— Begin DATA FOR THIS EXERCISE —

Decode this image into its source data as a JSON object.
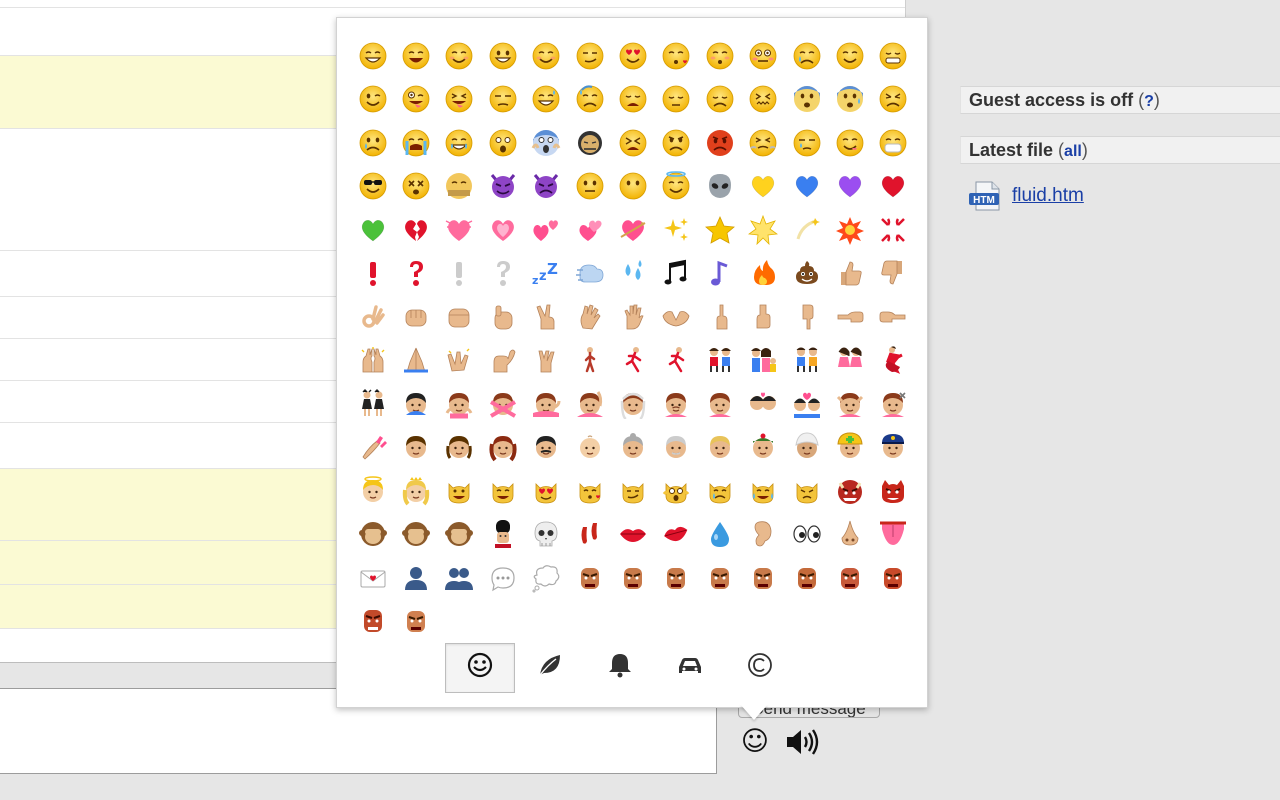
{
  "sidebar": {
    "guest_access_text": "Guest access is off",
    "guest_help_open": "(",
    "guest_help_link": "?",
    "guest_help_close": ")",
    "latest_file_title": "Latest file",
    "latest_file_open": "(",
    "latest_file_link": "all",
    "latest_file_close": ")",
    "file_icon_text": "HTM",
    "file_name": "fluid.htm"
  },
  "composer": {
    "send_label": "Send message",
    "emoji_glyph": "☺"
  },
  "emoji_picker": {
    "tabs": [
      {
        "icon": "smiley-icon",
        "glyph": "☺",
        "active": true
      },
      {
        "icon": "leaf-icon",
        "glyph": "🍃",
        "active": false
      },
      {
        "icon": "bell-icon",
        "glyph": "🔔",
        "active": false
      },
      {
        "icon": "car-icon",
        "glyph": "🚗",
        "active": false
      },
      {
        "icon": "copyright-icon",
        "glyph": "©",
        "active": false
      }
    ],
    "emoji_names": [
      "smile",
      "laughing",
      "blush",
      "smiley",
      "relaxed",
      "smirk",
      "heart-eyes",
      "kissing-heart",
      "kissing-closed-eyes",
      "flushed",
      "relieved",
      "satisfied",
      "grin",
      "wink",
      "stuck-out-tongue-winking-eye",
      "stuck-out-tongue-closed-eyes",
      "unamused",
      "sweat-smile",
      "sweat",
      "weary",
      "pensive",
      "disappointed",
      "confounded",
      "fearful",
      "cold-sweat",
      "persevere",
      "cry",
      "sob",
      "joy",
      "astonished",
      "scream",
      "tired-face",
      "angry",
      "rage",
      "triumph",
      "sleepy",
      "yum",
      "mask",
      "sunglasses",
      "dizzy-face",
      "imp",
      "smiling-imp",
      "neutral-face",
      "no-mouth",
      "innocent",
      "alien",
      "yellow-heart",
      "blue-heart",
      "purple-heart",
      "heart",
      "green-heart",
      "broken-heart",
      "heartbeat",
      "heartpulse",
      "two-hearts",
      "revolving-hearts",
      "cupid",
      "sparkling-heart",
      "sparkles",
      "star",
      "star2",
      "dizzy",
      "boom",
      "anger",
      "exclamation",
      "question",
      "grey-exclamation",
      "grey-question",
      "zzz",
      "dash",
      "sweat-drops",
      "notes",
      "musical-note",
      "fire",
      "poop",
      "thumbsup",
      "thumbsdown",
      "ok-hand",
      "punch",
      "fist",
      "v",
      "wave",
      "hand",
      "open-hands",
      "point-up",
      "point-down",
      "point-left",
      "point-right",
      "raised-hands",
      "pray",
      "point-up-2",
      "clap",
      "muscle",
      "metal",
      "walking",
      "runner",
      "couple",
      "family",
      "two-men",
      "two-women",
      "dancer",
      "dancers",
      "ok-woman",
      "no-good",
      "information-desk",
      "raising-hand",
      "bride-with-veil",
      "person-with-pouting-face",
      "person-frowning",
      "bow",
      "couplekiss",
      "couple-with-heart",
      "massage",
      "haircut",
      "nail-care",
      "boy",
      "girl",
      "woman",
      "man",
      "baby",
      "older-woman",
      "older-man",
      "person-with-blond-hair",
      "man-with-gua-pi-mao",
      "man-with-turban",
      "construction-worker",
      "cop",
      "angel",
      "princess",
      "smiley-cat",
      "smile-cat",
      "heart-eyes-cat",
      "kissing-cat",
      "smirk-cat",
      "scream-cat",
      "crying-cat-face",
      "joy-cat",
      "pouting-cat",
      "japanese-ogre",
      "japanese-goblin",
      "see-no-evil",
      "hear-no-evil",
      "speak-no-evil",
      "guardsman",
      "skull",
      "feet",
      "lips",
      "kiss",
      "droplet",
      "ear",
      "eyes",
      "nose",
      "tongue",
      "love-letter",
      "bust",
      "busts",
      "speech-balloon",
      "thought-balloon",
      "feelsgood",
      "finnadie",
      "goberserk",
      "godmode",
      "hurtrealbad",
      "rage1",
      "rage2",
      "rage3",
      "rage4",
      "suspect",
      "trollface",
      "shipit",
      "octocat"
    ]
  }
}
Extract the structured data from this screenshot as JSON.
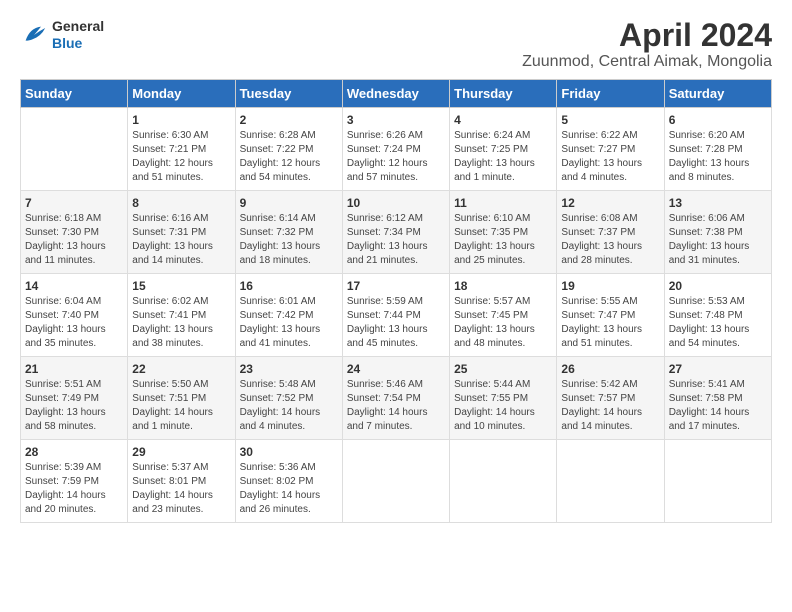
{
  "header": {
    "logo_general": "General",
    "logo_blue": "Blue",
    "title": "April 2024",
    "subtitle": "Zuunmod, Central Aimak, Mongolia"
  },
  "days_of_week": [
    "Sunday",
    "Monday",
    "Tuesday",
    "Wednesday",
    "Thursday",
    "Friday",
    "Saturday"
  ],
  "weeks": [
    [
      {
        "day": "",
        "content": ""
      },
      {
        "day": "1",
        "content": "Sunrise: 6:30 AM\nSunset: 7:21 PM\nDaylight: 12 hours\nand 51 minutes."
      },
      {
        "day": "2",
        "content": "Sunrise: 6:28 AM\nSunset: 7:22 PM\nDaylight: 12 hours\nand 54 minutes."
      },
      {
        "day": "3",
        "content": "Sunrise: 6:26 AM\nSunset: 7:24 PM\nDaylight: 12 hours\nand 57 minutes."
      },
      {
        "day": "4",
        "content": "Sunrise: 6:24 AM\nSunset: 7:25 PM\nDaylight: 13 hours\nand 1 minute."
      },
      {
        "day": "5",
        "content": "Sunrise: 6:22 AM\nSunset: 7:27 PM\nDaylight: 13 hours\nand 4 minutes."
      },
      {
        "day": "6",
        "content": "Sunrise: 6:20 AM\nSunset: 7:28 PM\nDaylight: 13 hours\nand 8 minutes."
      }
    ],
    [
      {
        "day": "7",
        "content": "Sunrise: 6:18 AM\nSunset: 7:30 PM\nDaylight: 13 hours\nand 11 minutes."
      },
      {
        "day": "8",
        "content": "Sunrise: 6:16 AM\nSunset: 7:31 PM\nDaylight: 13 hours\nand 14 minutes."
      },
      {
        "day": "9",
        "content": "Sunrise: 6:14 AM\nSunset: 7:32 PM\nDaylight: 13 hours\nand 18 minutes."
      },
      {
        "day": "10",
        "content": "Sunrise: 6:12 AM\nSunset: 7:34 PM\nDaylight: 13 hours\nand 21 minutes."
      },
      {
        "day": "11",
        "content": "Sunrise: 6:10 AM\nSunset: 7:35 PM\nDaylight: 13 hours\nand 25 minutes."
      },
      {
        "day": "12",
        "content": "Sunrise: 6:08 AM\nSunset: 7:37 PM\nDaylight: 13 hours\nand 28 minutes."
      },
      {
        "day": "13",
        "content": "Sunrise: 6:06 AM\nSunset: 7:38 PM\nDaylight: 13 hours\nand 31 minutes."
      }
    ],
    [
      {
        "day": "14",
        "content": "Sunrise: 6:04 AM\nSunset: 7:40 PM\nDaylight: 13 hours\nand 35 minutes."
      },
      {
        "day": "15",
        "content": "Sunrise: 6:02 AM\nSunset: 7:41 PM\nDaylight: 13 hours\nand 38 minutes."
      },
      {
        "day": "16",
        "content": "Sunrise: 6:01 AM\nSunset: 7:42 PM\nDaylight: 13 hours\nand 41 minutes."
      },
      {
        "day": "17",
        "content": "Sunrise: 5:59 AM\nSunset: 7:44 PM\nDaylight: 13 hours\nand 45 minutes."
      },
      {
        "day": "18",
        "content": "Sunrise: 5:57 AM\nSunset: 7:45 PM\nDaylight: 13 hours\nand 48 minutes."
      },
      {
        "day": "19",
        "content": "Sunrise: 5:55 AM\nSunset: 7:47 PM\nDaylight: 13 hours\nand 51 minutes."
      },
      {
        "day": "20",
        "content": "Sunrise: 5:53 AM\nSunset: 7:48 PM\nDaylight: 13 hours\nand 54 minutes."
      }
    ],
    [
      {
        "day": "21",
        "content": "Sunrise: 5:51 AM\nSunset: 7:49 PM\nDaylight: 13 hours\nand 58 minutes."
      },
      {
        "day": "22",
        "content": "Sunrise: 5:50 AM\nSunset: 7:51 PM\nDaylight: 14 hours\nand 1 minute."
      },
      {
        "day": "23",
        "content": "Sunrise: 5:48 AM\nSunset: 7:52 PM\nDaylight: 14 hours\nand 4 minutes."
      },
      {
        "day": "24",
        "content": "Sunrise: 5:46 AM\nSunset: 7:54 PM\nDaylight: 14 hours\nand 7 minutes."
      },
      {
        "day": "25",
        "content": "Sunrise: 5:44 AM\nSunset: 7:55 PM\nDaylight: 14 hours\nand 10 minutes."
      },
      {
        "day": "26",
        "content": "Sunrise: 5:42 AM\nSunset: 7:57 PM\nDaylight: 14 hours\nand 14 minutes."
      },
      {
        "day": "27",
        "content": "Sunrise: 5:41 AM\nSunset: 7:58 PM\nDaylight: 14 hours\nand 17 minutes."
      }
    ],
    [
      {
        "day": "28",
        "content": "Sunrise: 5:39 AM\nSunset: 7:59 PM\nDaylight: 14 hours\nand 20 minutes."
      },
      {
        "day": "29",
        "content": "Sunrise: 5:37 AM\nSunset: 8:01 PM\nDaylight: 14 hours\nand 23 minutes."
      },
      {
        "day": "30",
        "content": "Sunrise: 5:36 AM\nSunset: 8:02 PM\nDaylight: 14 hours\nand 26 minutes."
      },
      {
        "day": "",
        "content": ""
      },
      {
        "day": "",
        "content": ""
      },
      {
        "day": "",
        "content": ""
      },
      {
        "day": "",
        "content": ""
      }
    ]
  ]
}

— End DATA FOR THIS EXERCISE —

§ **WRITTEN EXERCISE**: From the listing above, copy out each line where the word "stuck" appears.

§ **FINISHED EXERCISE**:
      "stuck-out-tongue-winking-eye",
      "stuck-out-tongue-closed-eyes",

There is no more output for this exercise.